- _Written problem 1_
In the code change below, which new entry is added to the enum list?
- _Written problem 2_
Repeat the part of the code change below, starting at "Modified: llvm/trunk/lib/Target/NVPTX/NVPTXISelLowering.h" and ending at "--- llvm/trunk/lib/Target/NVPTX/NVPTXISelLowering.h (original)".

- _Passage shown_
____

Modified: llvm/trunk/lib/Target/NVPTX/NVPTXISelLowering.h
URL: http://llvm.org/viewvc/llvm-project/llvm/trunk/lib/Target/NVPTX/NVPTXISelLowering.h?rev=350069&r1=350068&r2=350069&view=diff
==============================================================================
--- llvm/trunk/lib/Target/NVPTX/NVPTXISelLowering.h (original)
+++ llvm/trunk/lib/Target/NVPTX/NVPTXISelLowering.h Wed Dec 26 11:12:31 2018
@@ -51,6 +51,7 @@ enum NodeType : unsigned {
   CallSeqBegin,
   CallSeqEnd,
   CallPrototype,
+  ProxyReg,
   FUN_SHFL_CLAMP,
   FUN_SHFR_CLAMP,
   MUL_WIDE_SIGNED,

Modified: llvm/trunk/lib/Target/NVPTX/NVPTXInstrInfo.td
URL: http://llvm.org/viewvc/llvm-project/llvm/trunk/lib/Target/NVPTX/NVPTXInstrInfo.td?rev=350069&r1=350068&r2=350069&view=diff
==============================================================================
--- llvm/trunk/lib/Target/NVPTX/NVPTXInstrInfo.td (original)

____

- _Data excerpt_

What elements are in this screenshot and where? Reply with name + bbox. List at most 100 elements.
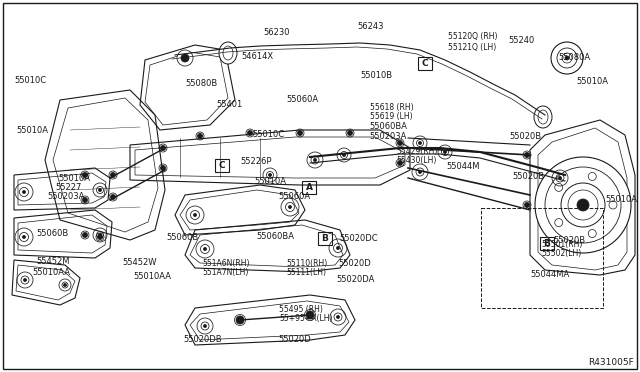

____

- _Written reply 1_
ProxyReg

- _Written reply 2_
Modified: llvm/trunk/lib/Target/NVPTX/NVPTXISelLowering.h
URL: http://llvm.org/viewvc/llvm-project/llvm/trunk/lib/Target/NVPTX/NVPTXISelLowering.h?rev=350069&r1=350068&r2=350069&view=diff
==============================================================================
--- llvm/trunk/lib/Target/NVPTX/NVPTXISelLowering.h (original)